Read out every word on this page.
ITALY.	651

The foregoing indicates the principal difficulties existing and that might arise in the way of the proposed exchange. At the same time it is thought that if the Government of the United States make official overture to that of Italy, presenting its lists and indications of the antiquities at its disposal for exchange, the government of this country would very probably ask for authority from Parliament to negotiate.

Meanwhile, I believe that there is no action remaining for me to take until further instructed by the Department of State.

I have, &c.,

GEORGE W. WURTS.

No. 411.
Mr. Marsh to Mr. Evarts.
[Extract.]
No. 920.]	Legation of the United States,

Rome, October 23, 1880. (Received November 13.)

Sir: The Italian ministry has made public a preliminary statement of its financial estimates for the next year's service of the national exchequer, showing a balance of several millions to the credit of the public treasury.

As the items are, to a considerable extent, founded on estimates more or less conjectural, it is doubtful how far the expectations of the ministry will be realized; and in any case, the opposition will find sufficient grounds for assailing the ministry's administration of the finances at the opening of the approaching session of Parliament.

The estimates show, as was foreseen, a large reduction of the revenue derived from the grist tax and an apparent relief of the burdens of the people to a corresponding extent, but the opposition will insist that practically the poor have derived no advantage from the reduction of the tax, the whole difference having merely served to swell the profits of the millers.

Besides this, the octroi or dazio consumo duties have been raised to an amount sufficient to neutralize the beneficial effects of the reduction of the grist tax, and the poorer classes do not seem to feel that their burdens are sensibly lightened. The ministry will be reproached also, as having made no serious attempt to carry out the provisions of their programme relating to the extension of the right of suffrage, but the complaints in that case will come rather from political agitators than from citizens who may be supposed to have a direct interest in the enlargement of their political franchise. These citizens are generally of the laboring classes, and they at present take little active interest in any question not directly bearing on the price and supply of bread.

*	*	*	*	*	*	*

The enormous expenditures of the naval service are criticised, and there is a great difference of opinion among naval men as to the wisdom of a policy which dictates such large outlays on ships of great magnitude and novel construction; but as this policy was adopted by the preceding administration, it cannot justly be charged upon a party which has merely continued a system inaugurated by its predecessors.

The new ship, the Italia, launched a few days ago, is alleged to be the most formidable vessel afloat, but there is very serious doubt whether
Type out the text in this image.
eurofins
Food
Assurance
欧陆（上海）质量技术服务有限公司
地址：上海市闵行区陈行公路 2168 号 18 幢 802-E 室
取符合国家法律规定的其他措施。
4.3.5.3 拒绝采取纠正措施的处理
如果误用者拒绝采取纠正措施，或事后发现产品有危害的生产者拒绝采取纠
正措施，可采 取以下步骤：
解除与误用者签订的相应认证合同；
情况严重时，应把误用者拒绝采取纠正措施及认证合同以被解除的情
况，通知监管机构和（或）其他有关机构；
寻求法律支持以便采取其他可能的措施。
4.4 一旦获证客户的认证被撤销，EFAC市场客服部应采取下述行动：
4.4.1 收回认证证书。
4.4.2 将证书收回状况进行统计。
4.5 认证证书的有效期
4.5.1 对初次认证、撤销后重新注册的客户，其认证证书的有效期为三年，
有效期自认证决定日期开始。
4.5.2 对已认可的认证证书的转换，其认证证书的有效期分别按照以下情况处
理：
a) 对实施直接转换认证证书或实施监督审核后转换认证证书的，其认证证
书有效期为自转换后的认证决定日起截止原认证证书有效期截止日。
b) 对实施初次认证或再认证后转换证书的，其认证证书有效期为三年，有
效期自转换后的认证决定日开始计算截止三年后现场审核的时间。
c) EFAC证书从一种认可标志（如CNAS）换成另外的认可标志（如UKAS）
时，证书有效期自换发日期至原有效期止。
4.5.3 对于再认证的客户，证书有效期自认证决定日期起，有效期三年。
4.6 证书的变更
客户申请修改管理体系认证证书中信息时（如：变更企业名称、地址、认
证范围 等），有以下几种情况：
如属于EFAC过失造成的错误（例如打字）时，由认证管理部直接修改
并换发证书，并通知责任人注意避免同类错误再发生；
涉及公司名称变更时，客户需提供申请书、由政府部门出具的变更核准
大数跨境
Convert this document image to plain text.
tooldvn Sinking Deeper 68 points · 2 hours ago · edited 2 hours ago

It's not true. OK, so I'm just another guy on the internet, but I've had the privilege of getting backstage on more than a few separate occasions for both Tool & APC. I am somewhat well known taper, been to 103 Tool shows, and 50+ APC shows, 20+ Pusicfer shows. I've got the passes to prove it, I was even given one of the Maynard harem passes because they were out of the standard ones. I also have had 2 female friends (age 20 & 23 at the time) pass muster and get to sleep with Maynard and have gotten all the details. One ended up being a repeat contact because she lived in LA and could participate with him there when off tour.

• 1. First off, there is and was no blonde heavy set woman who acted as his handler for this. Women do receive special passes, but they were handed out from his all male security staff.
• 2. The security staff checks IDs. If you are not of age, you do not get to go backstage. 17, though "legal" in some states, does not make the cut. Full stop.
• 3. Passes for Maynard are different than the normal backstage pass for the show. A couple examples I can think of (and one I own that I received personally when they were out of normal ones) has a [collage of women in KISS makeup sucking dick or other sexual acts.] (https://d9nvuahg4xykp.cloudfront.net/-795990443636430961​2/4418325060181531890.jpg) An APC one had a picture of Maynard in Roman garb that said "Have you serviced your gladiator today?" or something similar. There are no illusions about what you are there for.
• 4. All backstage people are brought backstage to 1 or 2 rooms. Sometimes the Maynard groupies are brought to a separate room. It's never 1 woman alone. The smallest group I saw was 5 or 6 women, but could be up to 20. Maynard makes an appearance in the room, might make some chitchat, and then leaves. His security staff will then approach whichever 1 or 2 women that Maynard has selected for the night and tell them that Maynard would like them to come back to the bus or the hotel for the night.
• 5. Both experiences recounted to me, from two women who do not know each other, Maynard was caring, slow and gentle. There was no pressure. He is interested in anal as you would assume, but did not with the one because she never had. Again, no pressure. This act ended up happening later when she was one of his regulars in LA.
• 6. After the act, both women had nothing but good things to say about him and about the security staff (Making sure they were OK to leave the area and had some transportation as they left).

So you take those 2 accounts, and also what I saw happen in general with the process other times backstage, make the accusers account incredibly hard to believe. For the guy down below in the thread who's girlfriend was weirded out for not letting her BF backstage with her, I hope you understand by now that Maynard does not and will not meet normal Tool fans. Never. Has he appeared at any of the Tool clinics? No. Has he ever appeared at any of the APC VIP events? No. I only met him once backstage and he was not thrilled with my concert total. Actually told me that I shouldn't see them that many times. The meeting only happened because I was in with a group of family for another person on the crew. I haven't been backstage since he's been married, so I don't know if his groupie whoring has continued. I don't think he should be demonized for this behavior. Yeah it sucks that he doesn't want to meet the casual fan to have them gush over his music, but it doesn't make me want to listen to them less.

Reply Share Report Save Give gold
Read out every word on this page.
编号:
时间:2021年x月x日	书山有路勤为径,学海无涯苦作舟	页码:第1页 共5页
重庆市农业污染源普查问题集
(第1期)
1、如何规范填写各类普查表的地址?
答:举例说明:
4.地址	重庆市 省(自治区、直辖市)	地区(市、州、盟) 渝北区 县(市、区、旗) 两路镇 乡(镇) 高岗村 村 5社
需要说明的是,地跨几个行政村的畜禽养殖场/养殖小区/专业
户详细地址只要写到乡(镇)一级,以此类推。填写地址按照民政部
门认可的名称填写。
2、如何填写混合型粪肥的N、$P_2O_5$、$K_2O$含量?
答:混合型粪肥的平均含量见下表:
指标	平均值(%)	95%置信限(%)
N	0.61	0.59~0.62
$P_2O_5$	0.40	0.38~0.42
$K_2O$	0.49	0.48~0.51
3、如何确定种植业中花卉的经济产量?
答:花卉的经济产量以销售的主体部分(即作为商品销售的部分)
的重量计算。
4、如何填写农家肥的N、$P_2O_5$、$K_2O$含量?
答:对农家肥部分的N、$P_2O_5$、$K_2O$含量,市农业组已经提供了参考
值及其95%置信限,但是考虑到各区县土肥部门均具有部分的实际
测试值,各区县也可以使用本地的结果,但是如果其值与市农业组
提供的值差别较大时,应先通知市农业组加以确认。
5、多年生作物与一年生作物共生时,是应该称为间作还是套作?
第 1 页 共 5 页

---

Check each line of the data above for the string "text" and report only how many lines have it.

_Finished task_. 2